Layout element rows
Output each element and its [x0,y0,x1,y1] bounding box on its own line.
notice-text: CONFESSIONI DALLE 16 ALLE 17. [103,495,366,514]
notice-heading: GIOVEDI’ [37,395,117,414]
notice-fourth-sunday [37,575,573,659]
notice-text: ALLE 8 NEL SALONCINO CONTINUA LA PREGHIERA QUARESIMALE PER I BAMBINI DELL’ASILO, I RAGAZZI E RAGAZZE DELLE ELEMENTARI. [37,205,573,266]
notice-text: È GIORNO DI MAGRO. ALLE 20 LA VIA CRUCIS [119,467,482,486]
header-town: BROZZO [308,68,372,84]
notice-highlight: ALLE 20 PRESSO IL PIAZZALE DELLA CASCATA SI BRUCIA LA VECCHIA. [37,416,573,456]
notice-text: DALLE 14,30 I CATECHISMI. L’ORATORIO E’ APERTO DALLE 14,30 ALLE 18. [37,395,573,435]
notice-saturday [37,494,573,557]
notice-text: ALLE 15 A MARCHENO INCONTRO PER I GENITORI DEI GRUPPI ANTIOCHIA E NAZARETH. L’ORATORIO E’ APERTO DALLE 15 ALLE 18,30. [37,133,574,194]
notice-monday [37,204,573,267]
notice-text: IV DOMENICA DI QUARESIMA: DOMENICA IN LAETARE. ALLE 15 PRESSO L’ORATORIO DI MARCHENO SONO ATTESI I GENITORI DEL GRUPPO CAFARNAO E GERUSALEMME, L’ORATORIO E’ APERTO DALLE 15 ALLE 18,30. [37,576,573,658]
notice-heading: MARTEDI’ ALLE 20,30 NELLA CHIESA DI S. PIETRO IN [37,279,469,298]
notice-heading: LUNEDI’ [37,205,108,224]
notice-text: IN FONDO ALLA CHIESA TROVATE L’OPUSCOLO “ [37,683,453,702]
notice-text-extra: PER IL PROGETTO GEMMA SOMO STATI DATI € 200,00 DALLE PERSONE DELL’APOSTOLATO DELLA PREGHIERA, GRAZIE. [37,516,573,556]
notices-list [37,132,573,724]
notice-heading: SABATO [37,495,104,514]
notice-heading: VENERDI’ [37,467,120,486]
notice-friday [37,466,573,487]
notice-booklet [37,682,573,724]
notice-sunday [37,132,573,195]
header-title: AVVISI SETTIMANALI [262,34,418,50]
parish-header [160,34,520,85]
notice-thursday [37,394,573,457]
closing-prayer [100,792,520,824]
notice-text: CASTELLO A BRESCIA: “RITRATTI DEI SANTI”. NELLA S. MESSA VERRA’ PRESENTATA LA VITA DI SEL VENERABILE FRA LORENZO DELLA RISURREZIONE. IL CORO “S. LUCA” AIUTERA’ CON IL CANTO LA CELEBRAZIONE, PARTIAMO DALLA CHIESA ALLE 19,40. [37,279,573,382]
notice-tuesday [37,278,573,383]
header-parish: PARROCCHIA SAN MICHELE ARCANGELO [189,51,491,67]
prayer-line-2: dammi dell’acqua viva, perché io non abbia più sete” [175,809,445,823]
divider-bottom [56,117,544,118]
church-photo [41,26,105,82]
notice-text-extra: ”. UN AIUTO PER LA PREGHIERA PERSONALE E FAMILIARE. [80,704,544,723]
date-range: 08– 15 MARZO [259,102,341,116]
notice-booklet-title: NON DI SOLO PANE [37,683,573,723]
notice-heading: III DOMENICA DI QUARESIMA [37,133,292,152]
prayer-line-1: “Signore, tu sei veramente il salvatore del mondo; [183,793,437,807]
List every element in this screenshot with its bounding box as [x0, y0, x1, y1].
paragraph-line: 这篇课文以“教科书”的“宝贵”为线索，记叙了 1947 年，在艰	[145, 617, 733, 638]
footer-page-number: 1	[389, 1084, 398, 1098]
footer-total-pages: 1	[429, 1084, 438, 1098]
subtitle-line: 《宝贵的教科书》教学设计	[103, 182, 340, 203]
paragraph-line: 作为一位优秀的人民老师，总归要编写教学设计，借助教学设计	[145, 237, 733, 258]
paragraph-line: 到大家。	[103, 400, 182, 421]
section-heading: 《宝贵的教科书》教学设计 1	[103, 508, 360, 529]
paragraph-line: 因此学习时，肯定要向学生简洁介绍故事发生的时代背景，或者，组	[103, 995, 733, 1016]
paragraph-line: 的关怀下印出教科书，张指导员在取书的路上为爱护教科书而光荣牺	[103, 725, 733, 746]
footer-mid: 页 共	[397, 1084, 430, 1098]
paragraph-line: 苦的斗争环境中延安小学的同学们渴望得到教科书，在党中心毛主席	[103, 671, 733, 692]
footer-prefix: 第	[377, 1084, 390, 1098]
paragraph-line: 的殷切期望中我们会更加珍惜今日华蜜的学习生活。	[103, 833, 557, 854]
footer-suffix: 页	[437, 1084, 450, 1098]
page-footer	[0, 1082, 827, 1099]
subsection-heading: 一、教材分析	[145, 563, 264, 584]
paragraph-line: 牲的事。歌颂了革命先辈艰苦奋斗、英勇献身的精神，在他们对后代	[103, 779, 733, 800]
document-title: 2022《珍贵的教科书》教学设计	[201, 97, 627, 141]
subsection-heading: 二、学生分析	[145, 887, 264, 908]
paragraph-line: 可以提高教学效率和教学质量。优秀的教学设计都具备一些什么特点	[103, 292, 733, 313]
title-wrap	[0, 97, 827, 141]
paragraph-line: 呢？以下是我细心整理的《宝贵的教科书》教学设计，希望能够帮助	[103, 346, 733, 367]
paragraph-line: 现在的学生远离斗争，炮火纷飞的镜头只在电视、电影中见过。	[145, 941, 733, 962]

# PROBLEM DETAILS:
Will you copy out the rows exactly as they are, from the start of the rows through the line that contains "notice-fourth-sunday [37,575,573,659]", including that line and nothing after it?

# EXPECTED ANSWER:
Output each element and its [x0,y0,x1,y1] bounding box on its own line.
notice-text: CONFESSIONI DALLE 16 ALLE 17. [103,495,366,514]
notice-heading: GIOVEDI’ [37,395,117,414]
notice-fourth-sunday [37,575,573,659]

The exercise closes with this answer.